◆ EXERCISE TASK ◆
From the listing below, pull out the lines that hold "ylabel".

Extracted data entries
— START —

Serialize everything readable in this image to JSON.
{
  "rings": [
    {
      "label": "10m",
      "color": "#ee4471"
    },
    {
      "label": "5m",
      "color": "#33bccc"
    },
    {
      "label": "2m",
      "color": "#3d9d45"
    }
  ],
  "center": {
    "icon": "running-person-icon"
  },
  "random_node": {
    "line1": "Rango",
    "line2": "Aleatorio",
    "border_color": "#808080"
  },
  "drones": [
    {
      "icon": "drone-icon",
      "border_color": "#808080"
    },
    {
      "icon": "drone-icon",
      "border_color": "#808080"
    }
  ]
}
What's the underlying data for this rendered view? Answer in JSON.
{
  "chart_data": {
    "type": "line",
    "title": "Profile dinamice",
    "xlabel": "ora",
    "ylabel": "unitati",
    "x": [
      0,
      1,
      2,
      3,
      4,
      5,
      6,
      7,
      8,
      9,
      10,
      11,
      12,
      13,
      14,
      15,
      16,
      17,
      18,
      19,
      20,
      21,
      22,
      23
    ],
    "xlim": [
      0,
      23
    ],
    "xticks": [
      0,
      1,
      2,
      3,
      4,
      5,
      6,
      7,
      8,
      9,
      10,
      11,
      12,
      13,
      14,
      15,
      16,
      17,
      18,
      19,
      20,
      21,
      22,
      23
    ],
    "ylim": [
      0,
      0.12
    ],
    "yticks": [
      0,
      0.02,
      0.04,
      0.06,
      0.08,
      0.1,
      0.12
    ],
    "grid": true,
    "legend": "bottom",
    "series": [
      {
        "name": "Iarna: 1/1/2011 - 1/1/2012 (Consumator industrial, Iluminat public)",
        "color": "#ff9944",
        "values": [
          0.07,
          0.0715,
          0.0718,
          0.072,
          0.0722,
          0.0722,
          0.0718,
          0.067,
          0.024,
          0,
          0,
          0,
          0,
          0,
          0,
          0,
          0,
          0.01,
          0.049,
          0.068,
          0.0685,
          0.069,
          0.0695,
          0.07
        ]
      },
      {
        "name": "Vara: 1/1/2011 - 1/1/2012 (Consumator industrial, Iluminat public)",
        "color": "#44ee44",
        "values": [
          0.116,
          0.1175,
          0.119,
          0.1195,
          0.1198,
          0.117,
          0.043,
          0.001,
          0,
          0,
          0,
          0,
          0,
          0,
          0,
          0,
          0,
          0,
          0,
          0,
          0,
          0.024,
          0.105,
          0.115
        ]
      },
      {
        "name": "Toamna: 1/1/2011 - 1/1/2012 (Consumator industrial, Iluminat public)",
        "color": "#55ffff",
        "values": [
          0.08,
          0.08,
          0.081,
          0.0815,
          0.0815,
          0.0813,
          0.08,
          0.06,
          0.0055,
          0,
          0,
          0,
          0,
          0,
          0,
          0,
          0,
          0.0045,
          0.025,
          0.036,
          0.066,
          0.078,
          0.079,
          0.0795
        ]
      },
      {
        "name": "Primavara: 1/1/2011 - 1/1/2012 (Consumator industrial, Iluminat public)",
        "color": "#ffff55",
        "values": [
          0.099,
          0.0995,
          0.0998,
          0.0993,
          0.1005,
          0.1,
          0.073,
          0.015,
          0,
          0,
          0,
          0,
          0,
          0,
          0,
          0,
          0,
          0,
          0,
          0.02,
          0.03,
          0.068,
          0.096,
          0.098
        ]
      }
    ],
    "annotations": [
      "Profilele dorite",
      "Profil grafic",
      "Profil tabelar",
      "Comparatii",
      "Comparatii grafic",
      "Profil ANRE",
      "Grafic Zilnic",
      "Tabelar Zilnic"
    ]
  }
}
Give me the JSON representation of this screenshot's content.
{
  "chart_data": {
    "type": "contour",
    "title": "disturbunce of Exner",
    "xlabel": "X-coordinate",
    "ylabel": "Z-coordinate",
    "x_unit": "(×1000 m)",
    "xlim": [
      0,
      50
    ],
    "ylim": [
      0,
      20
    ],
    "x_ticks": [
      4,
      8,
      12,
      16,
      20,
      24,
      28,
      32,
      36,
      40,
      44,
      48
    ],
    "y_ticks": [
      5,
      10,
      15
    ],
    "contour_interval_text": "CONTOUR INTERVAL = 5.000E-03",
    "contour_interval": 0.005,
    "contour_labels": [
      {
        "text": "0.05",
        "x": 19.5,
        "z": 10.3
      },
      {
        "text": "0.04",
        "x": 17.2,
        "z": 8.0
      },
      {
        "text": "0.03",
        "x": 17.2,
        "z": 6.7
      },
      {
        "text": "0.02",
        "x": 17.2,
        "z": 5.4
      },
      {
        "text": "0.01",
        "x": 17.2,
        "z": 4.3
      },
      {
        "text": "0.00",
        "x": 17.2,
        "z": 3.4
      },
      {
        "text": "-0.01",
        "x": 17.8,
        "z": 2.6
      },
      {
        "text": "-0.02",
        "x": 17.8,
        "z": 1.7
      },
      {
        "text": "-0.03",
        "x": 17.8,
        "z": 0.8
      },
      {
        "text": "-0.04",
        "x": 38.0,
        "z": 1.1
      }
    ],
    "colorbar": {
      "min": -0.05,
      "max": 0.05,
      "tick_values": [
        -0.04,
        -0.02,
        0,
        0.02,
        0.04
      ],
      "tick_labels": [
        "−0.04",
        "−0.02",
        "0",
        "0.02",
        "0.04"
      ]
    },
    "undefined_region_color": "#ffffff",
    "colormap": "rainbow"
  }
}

— END —

◆ EXERCISE SOLUTION ◆
    "ylabel": "unitati",
    "ylabel": "Z-coordinate",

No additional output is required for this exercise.